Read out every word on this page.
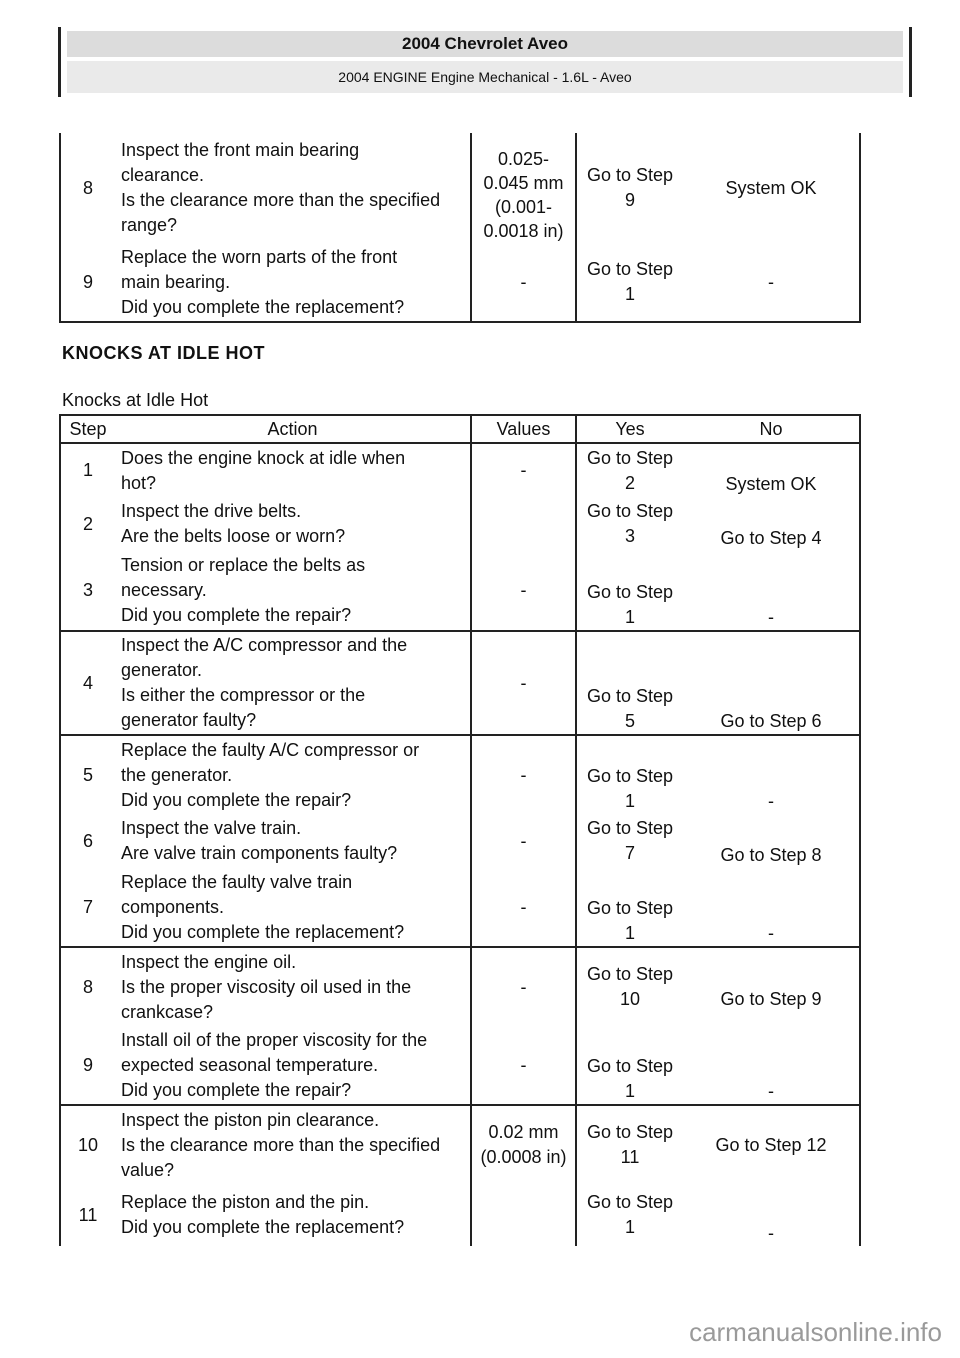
2004 Chevrolet Aveo
2004 ENGINE Engine Mechanical - 1.6L - Aveo
8	Inspect the front main bearing
clearance.
Is the clearance more than the specified
range?	0.025-0.045 mm (0.001-0.0018 in)	Go to Step 9	System OK
9	Replace the worn parts of the front
main bearing.
Did you complete the replacement?	-	Go to Step 1	-
KNOCKS AT IDLE HOT
Knocks at Idle Hot
Step	Action	Values	Yes	No
1	Does the engine knock at idle when
hot?	-	Go to Step 2	System OK
2	Inspect the drive belts.
Are the belts loose or worn?		Go to Step 3	Go to Step 4
3	Tension or replace the belts as
necessary.
Did you complete the repair?	-	Go to Step 1	-
4	Inspect the A/C compressor and the
generator.
Is either the compressor or the
generator faulty?	-	Go to Step 5	Go to Step 6
5	Replace the faulty A/C compressor or
the generator.
Did you complete the repair?	-	Go to Step 1	-
6	Inspect the valve train.
Are valve train components faulty?	-	Go to Step 7	Go to Step 8
7	Replace the faulty valve train
components.
Did you complete the replacement?	-	Go to Step 1	-
8	Inspect the engine oil.
Is the proper viscosity oil used in the
crankcase?	-	Go to Step 10	Go to Step 9
9	Install oil of the proper viscosity for the
expected seasonal temperature.
Did you complete the repair?	-	Go to Step 1	-
10	Inspect the piston pin clearance.
Is the clearance more than the specified
value?	0.02 mm (0.0008 in)	Go to Step 11	Go to Step 12
11	Replace the piston and the pin.
Did you complete the replacement?		Go to Step 1	-
carmanualsonline.info
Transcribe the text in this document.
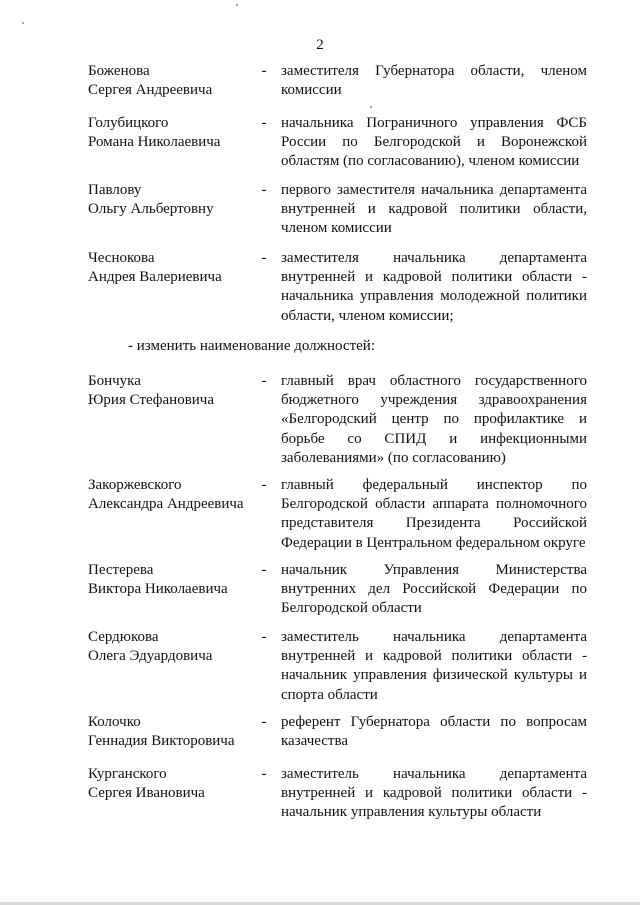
2
Боженова
Сергея Андреевича
- заместителя Губернатора области, членом комиссии
Голубицкого
Романа Николаевича
- начальника Пограничного управления ФСБ России по Белгородской и Воронежской областям (по согласованию), членом комиссии
Павлову
Ольгу Альбертовну
- первого заместителя начальника департамента внутренней и кадровой политики области, членом комиссии
Чеснокова
Андрея Валериевича
- заместителя начальника департамента внутренней и кадровой политики области - начальника управления молодежной политики области, членом комиссии;
- изменить наименование должностей:
Бончука
Юрия Стефановича
- главный врач областного государственного бюджетного учреждения здравоохранения «Белгородский центр по профилактике и борьбе со СПИД и инфекционными заболеваниями» (по согласованию)
Закоржевского
Александра Андреевича
- главный федеральный инспектор по Белгородской области аппарата полномочного представителя Президента Российской Федерации в Центральном федеральном округе
Пестерева
Виктора Николаевича
- начальник Управления Министерства внутренних дел Российской Федерации по Белгородской области
Сердюкова
Олега Эдуардовича
- заместитель начальника департамента внутренней и кадровой политики области - начальник управления физической культуры и спорта области
Колочко
Геннадия Викторовича
- референт Губернатора области по вопросам казачества
Курганского
Сергея Ивановича
- заместитель начальника департамента внутренней и кадровой политики области - начальник управления культуры области
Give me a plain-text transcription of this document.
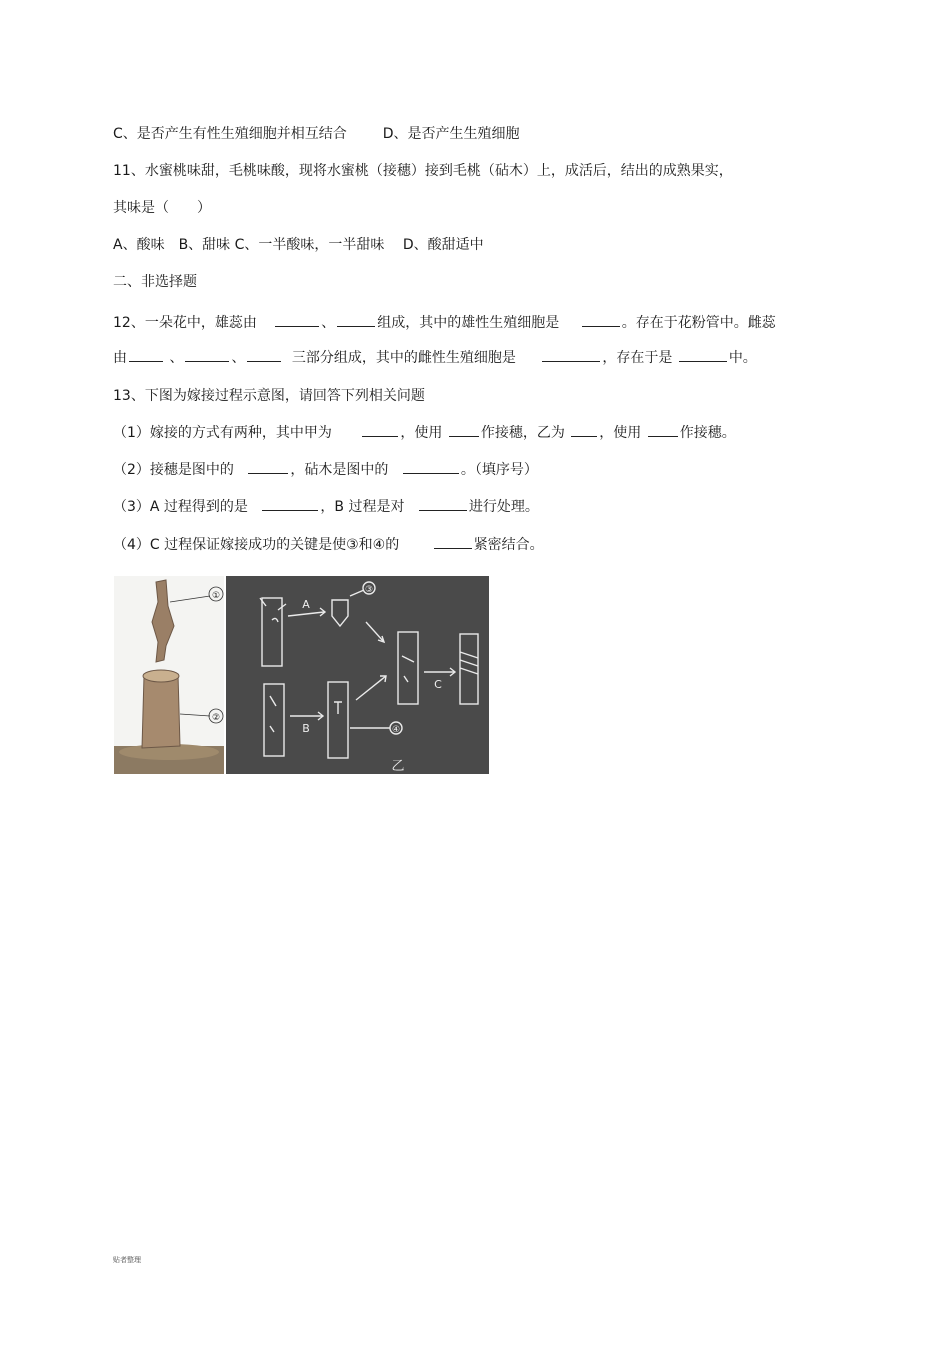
C、是否产生有性生殖细胞并相互结合	D、是否产生生殖细胞
11、水蜜桃味甜，毛桃味酸，现将水蜜桃（接穗）接到毛桃（砧木）上，成活后，结出的成熟果实，
其味是（　　）
A、酸味　B、甜味 C、一半酸味，一半甜味　 D、酸甜适中
二、非选择题
12、一朵花中，雄蕊由	、	组成，其中的雄性生殖细胞是	。存在于花粉管中。雌蕊
由	、	、	三部分组成，其中的雌性生殖细胞是	，存在于是	中。
13、下图为嫁接过程示意图，请回答下列相关问题
（1）嫁接的方式有两种，其中甲为	，使用	作接穗，乙为 ，使用	作接穗。
（2）接穗是图中的	，砧木是图中的	。（填序号）
（3）A 过程得到的是	，B 过程是对	进行处理。
（4）C 过程保证嫁接成功的关键是使③和④的	紧密结合。
①
②
A
B
C
③
④
乙
贴者整理
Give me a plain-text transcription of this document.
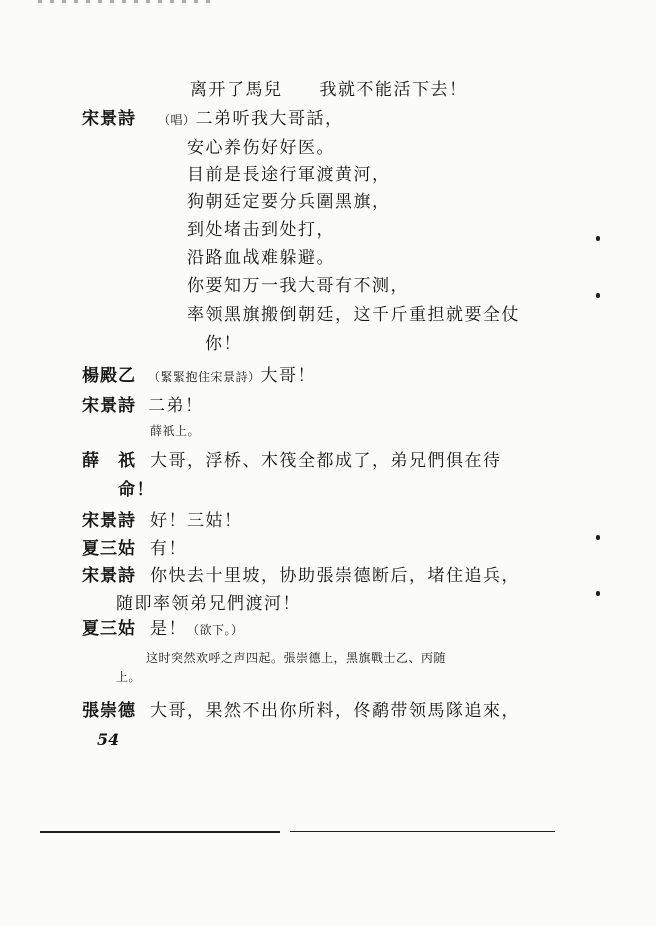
离开了馬兒　　我就不能活下去！
宋景詩 （唱）二弟听我大哥話，
安心养伤好好医。
目前是長途行軍渡黄河，
狗朝廷定要分兵圍黑旗，
到处堵击到处打，
沿路血战难躲避。
你要知万一我大哥有不测，
率领黑旗搬倒朝廷，这千斤重担就要全仗
你！
楊殿乙 （緊緊抱住宋景詩）大哥！
宋景詩 二弟！
薛祇上。
薛　祇 大哥，浮桥、木筏全都成了，弟兄們俱在待
命！
宋景詩 好！三姑！
夏三姑 有！
宋景詩 你快去十里坡，协助張崇德断后，堵住追兵，
随即率领弟兄們渡河！
夏三姑 是！（欲下。）
这时突然欢呼之声四起。張崇德上，黑旗戰士乙、丙随
上。
張崇德 大哥，果然不出你所料，佟鹬带领馬隊追來，
54
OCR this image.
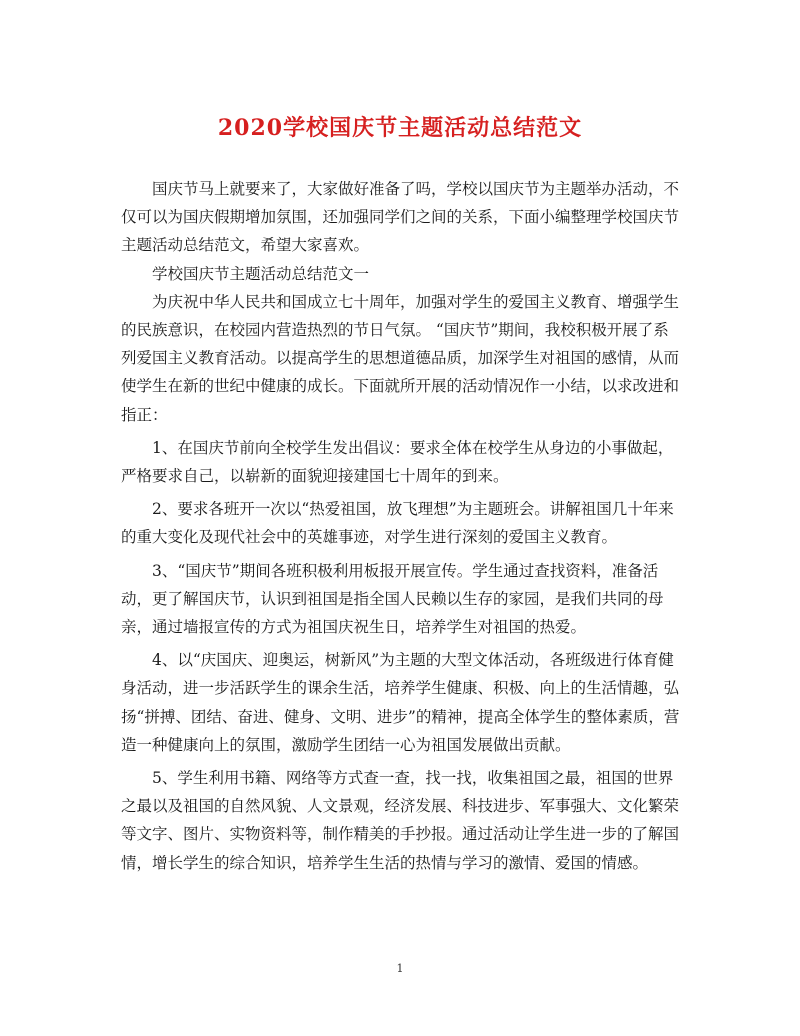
2020学校国庆节主题活动总结范文

国庆节马上就要来了，大家做好准备了吗，学校以国庆节为主题举办活动，不仅可以为国庆假期增加氛围，还加强同学们之间的关系，下面小编整理学校国庆节主题活动总结范文，希望大家喜欢。

学校国庆节主题活动总结范文一

为庆祝中华人民共和国成立七十周年，加强对学生的爱国主义教育、增强学生的民族意识，在校园内营造热烈的节日气氛。 “国庆节”期间，我校积极开展了系列爱国主义教育活动。以提高学生的思想道德品质，加深学生对祖国的感情，从而使学生在新的世纪中健康的成长。下面就所开展的活动情况作一小结，以求改进和指正：

1、在国庆节前向全校学生发出倡议：要求全体在校学生从身边的小事做起，严格要求自己，以崭新的面貌迎接建国七十周年的到来。

2、要求各班开一次以“热爱祖国，放飞理想”为主题班会。讲解祖国几十年来的重大变化及现代社会中的英雄事迹，对学生进行深刻的爱国主义教育。

3、“国庆节”期间各班积极利用板报开展宣传。学生通过查找资料，准备活动，更了解国庆节，认识到祖国是指全国人民赖以生存的家园，是我们共同的母亲，通过墙报宣传的方式为祖国庆祝生日，培养学生对祖国的热爱。

4、以“庆国庆、迎奥运，树新风”为主题的大型文体活动，各班级进行体育健身活动，进一步活跃学生的课余生活，培养学生健康、积极、向上的生活情趣，弘扬“拼搏、团结、奋进、健身、文明、进步”的精神，提高全体学生的整体素质，营造一种健康向上的氛围，激励学生团结一心为祖国发展做出贡献。

5、学生利用书籍、网络等方式查一查，找一找，收集祖国之最，祖国的世界之最以及祖国的自然风貌、人文景观，经济发展、科技进步、军事强大、文化繁荣等文字、图片、实物资料等，制作精美的手抄报。通过活动让学生进一步的了解国情，增长学生的综合知识，培养学生生活的热情与学习的激情、爱国的情感。

1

*TASK REQUIREMENTS:*
Give only the number of lines in the data that hold the string "valve".

*EXERCISE OUTPUT:*
3